◆ DESCRIPTION OF THE TASK ◆
Look for "screenshot" in each line of the entries, and return the matching lines.

◆ RECORDS FOR THIS TASK ◆
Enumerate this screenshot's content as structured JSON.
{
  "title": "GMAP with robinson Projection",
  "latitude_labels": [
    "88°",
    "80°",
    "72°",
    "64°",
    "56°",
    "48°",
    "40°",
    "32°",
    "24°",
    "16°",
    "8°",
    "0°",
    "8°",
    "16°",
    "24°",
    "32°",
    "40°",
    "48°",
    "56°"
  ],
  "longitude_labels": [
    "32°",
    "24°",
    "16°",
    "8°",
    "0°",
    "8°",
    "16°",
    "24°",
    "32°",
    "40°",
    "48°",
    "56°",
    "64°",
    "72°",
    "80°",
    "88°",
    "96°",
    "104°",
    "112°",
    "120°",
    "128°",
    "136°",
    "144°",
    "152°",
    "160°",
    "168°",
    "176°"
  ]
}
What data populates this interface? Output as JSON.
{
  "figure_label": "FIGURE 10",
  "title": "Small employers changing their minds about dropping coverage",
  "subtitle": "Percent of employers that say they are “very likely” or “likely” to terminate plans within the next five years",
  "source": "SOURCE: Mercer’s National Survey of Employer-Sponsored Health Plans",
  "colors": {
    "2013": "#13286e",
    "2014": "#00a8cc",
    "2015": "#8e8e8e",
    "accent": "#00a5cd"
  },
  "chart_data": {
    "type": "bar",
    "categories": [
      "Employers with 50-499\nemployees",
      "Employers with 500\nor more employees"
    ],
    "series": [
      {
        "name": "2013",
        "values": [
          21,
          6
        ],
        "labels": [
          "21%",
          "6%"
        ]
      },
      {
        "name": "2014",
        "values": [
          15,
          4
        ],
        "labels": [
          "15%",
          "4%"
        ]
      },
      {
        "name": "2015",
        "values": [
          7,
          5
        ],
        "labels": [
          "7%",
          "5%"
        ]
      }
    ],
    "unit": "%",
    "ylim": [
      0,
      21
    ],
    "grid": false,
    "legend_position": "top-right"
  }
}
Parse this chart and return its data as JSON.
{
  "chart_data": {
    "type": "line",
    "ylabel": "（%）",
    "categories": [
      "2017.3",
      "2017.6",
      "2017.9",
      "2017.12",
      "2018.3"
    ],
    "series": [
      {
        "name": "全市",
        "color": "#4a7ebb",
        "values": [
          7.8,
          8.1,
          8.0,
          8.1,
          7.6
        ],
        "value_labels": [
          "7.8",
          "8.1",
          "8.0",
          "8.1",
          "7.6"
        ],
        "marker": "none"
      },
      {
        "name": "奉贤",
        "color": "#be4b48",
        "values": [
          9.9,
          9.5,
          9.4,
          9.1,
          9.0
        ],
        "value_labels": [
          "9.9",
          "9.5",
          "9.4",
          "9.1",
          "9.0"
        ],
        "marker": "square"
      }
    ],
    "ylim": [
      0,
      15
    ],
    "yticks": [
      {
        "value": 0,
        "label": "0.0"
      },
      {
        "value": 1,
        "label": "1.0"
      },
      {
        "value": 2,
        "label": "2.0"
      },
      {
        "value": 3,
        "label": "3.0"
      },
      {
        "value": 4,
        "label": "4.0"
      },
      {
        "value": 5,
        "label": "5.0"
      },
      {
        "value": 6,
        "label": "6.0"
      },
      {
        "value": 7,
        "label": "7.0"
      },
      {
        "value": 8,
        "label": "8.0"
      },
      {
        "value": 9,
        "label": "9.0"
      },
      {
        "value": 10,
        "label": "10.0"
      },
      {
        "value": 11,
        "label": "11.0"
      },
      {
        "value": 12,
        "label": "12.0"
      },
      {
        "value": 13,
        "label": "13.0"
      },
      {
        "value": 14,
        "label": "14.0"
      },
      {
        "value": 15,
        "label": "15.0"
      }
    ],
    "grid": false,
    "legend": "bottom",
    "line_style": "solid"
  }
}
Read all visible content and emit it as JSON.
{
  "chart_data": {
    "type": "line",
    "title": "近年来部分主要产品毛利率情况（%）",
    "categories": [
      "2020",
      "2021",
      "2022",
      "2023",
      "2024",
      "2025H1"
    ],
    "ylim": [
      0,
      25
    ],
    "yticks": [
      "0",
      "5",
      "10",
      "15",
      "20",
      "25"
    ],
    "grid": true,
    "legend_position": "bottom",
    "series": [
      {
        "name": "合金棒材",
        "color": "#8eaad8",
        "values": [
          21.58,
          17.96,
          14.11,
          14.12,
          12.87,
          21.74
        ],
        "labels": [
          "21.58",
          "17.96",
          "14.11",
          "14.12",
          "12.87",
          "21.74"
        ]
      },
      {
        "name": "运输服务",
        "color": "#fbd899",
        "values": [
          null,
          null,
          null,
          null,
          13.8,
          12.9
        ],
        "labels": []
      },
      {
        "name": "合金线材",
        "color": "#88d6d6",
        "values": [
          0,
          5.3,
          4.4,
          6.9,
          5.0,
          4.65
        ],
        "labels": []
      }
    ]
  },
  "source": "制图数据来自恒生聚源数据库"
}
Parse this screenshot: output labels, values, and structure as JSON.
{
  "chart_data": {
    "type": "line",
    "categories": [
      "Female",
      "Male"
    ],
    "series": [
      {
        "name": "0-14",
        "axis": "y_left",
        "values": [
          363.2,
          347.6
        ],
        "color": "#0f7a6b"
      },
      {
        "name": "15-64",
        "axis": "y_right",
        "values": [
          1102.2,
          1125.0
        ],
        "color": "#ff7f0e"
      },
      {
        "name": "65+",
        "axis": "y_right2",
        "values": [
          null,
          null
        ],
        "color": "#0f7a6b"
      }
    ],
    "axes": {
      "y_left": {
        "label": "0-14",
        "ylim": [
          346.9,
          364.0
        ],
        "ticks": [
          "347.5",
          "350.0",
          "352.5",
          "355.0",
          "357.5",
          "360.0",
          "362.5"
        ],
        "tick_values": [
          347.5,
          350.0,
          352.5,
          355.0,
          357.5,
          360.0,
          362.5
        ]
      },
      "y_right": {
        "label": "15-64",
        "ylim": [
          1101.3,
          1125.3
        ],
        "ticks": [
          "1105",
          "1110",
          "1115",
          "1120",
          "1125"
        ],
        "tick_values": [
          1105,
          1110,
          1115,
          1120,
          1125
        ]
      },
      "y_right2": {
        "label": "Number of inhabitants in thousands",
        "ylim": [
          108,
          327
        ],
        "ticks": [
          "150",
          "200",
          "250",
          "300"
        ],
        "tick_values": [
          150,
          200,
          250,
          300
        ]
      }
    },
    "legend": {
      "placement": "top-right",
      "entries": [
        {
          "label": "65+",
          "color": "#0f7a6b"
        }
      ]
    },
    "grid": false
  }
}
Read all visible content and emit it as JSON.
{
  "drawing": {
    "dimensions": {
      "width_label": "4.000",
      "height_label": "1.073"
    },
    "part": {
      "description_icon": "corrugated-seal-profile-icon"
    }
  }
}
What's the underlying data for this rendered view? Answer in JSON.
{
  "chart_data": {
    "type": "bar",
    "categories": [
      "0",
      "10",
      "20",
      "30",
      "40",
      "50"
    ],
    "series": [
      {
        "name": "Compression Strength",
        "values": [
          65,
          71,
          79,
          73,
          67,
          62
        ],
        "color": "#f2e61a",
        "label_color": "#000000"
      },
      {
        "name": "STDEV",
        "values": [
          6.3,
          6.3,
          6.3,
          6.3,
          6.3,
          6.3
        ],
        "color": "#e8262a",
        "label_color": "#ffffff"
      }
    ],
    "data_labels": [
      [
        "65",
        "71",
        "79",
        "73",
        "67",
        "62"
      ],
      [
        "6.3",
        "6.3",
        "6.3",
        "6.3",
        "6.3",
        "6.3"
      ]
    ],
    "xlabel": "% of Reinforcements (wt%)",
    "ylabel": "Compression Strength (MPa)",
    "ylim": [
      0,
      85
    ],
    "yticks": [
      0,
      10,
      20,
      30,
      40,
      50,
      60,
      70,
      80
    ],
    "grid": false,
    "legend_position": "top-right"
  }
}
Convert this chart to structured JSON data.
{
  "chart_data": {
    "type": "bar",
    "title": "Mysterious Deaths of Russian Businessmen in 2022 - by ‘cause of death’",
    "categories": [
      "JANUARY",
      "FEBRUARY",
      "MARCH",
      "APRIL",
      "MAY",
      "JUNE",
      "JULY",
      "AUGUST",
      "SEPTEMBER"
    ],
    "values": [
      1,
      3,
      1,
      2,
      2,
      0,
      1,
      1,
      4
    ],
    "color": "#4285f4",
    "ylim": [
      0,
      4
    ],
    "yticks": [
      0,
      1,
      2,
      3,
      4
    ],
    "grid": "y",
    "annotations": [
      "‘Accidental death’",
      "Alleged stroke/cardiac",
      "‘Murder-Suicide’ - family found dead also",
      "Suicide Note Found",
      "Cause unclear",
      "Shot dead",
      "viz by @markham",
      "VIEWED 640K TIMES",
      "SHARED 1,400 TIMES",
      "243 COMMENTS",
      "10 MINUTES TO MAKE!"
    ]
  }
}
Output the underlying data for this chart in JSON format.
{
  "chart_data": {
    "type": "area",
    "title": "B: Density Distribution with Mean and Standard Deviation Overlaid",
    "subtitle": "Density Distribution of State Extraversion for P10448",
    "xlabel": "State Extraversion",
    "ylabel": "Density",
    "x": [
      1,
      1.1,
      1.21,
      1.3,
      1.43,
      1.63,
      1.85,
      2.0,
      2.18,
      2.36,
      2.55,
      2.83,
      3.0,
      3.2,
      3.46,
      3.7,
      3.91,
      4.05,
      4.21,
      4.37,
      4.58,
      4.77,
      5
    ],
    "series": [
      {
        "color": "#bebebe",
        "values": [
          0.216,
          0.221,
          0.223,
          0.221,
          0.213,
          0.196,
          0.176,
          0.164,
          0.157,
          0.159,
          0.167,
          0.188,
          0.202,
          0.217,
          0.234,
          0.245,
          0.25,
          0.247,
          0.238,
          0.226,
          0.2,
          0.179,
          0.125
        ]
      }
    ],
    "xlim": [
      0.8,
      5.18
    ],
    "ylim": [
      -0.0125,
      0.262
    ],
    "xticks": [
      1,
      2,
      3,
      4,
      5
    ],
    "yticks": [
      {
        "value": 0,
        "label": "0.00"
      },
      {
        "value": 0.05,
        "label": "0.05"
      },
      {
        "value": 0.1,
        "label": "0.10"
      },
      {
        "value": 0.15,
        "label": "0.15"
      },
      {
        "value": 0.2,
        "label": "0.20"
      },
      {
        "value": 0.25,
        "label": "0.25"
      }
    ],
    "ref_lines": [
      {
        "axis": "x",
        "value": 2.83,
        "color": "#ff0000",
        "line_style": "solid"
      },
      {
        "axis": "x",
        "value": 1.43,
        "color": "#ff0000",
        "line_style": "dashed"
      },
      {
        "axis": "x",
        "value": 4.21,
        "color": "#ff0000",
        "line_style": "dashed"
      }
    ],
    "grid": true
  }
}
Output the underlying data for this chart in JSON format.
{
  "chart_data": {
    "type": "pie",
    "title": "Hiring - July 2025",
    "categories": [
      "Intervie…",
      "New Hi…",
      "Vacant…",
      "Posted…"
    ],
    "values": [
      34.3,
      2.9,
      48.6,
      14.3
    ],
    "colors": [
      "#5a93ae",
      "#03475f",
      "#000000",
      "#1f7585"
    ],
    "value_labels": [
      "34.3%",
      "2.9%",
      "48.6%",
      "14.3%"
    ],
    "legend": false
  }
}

◆ SOLUTION BELOW ◆
Enumerate this screenshot's content as structured JSON.
Parse this screenshot: output labels, values, and structure as JSON.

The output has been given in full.